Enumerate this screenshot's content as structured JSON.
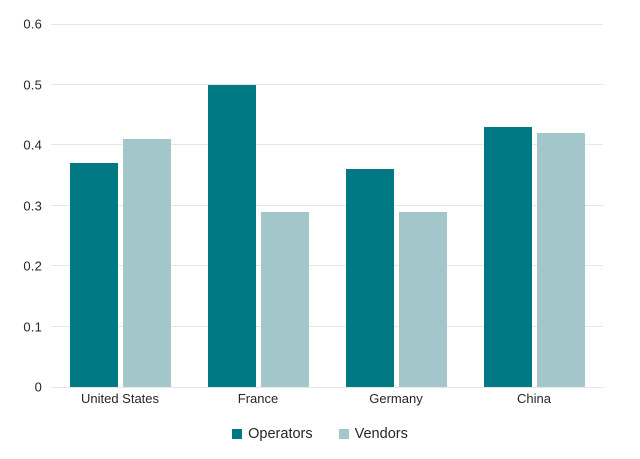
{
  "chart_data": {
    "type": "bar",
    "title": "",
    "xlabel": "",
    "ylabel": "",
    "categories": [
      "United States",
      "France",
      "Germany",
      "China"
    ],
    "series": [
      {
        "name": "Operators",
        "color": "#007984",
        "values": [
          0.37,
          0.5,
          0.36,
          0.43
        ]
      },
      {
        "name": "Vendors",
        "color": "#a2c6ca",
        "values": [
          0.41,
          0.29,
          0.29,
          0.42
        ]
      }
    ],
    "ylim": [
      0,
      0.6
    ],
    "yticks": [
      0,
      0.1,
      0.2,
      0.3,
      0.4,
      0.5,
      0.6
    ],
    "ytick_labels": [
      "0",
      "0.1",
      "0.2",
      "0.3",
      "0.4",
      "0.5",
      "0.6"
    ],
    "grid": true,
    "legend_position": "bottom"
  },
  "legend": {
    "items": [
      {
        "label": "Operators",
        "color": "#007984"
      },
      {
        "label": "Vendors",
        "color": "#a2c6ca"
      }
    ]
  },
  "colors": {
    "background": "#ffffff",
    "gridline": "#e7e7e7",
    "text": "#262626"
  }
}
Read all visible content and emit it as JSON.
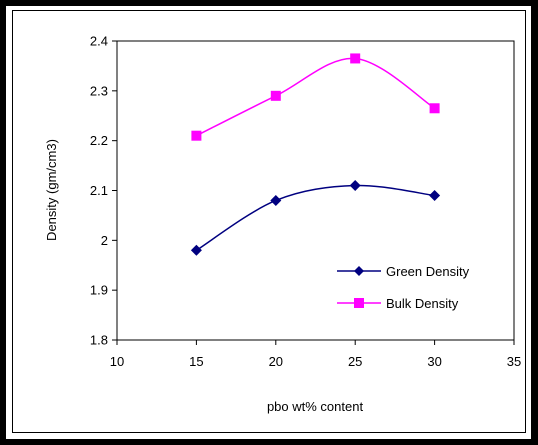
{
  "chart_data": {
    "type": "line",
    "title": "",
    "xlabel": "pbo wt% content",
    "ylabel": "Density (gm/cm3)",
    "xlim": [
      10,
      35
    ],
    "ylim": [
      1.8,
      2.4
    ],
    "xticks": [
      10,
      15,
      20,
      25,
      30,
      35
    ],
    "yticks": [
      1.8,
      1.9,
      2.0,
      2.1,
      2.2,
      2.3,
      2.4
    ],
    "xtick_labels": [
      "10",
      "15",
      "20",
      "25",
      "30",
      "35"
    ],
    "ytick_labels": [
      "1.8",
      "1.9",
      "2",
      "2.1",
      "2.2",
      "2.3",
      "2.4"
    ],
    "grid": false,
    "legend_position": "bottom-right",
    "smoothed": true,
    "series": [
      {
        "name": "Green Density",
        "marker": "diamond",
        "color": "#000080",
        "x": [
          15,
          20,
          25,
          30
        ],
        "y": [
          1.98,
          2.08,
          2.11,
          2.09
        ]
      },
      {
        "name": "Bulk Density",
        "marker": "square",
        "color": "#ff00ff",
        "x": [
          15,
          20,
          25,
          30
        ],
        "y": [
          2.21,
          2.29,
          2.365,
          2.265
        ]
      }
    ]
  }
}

——————

» GOAL
Copy out, unchanged, the span of lines beginning with the one that includes "Read all visible content and emit it as JSON." and running through the final line of the material above. Leave the pictures out.

» RESPONSE TO THE EXERCISE
Read all visible content and emit it as JSON.
{
  "chart_data": {
    "type": "line",
    "title": "",
    "xlabel": "pbo wt% content",
    "ylabel": "Density (gm/cm3)",
    "xlim": [
      10,
      35
    ],
    "ylim": [
      1.8,
      2.4
    ],
    "xticks": [
      10,
      15,
      20,
      25,
      30,
      35
    ],
    "yticks": [
      1.8,
      1.9,
      2.0,
      2.1,
      2.2,
      2.3,
      2.4
    ],
    "xtick_labels": [
      "10",
      "15",
      "20",
      "25",
      "30",
      "35"
    ],
    "ytick_labels": [
      "1.8",
      "1.9",
      "2",
      "2.1",
      "2.2",
      "2.3",
      "2.4"
    ],
    "grid": false,
    "legend_position": "bottom-right",
    "smoothed": true,
    "series": [
      {
        "name": "Green Density",
        "marker": "diamond",
        "color": "#000080",
        "x": [
          15,
          20,
          25,
          30
        ],
        "y": [
          1.98,
          2.08,
          2.11,
          2.09
        ]
      },
      {
        "name": "Bulk Density",
        "marker": "square",
        "color": "#ff00ff",
        "x": [
          15,
          20,
          25,
          30
        ],
        "y": [
          2.21,
          2.29,
          2.365,
          2.265
        ]
      }
    ]
  }
}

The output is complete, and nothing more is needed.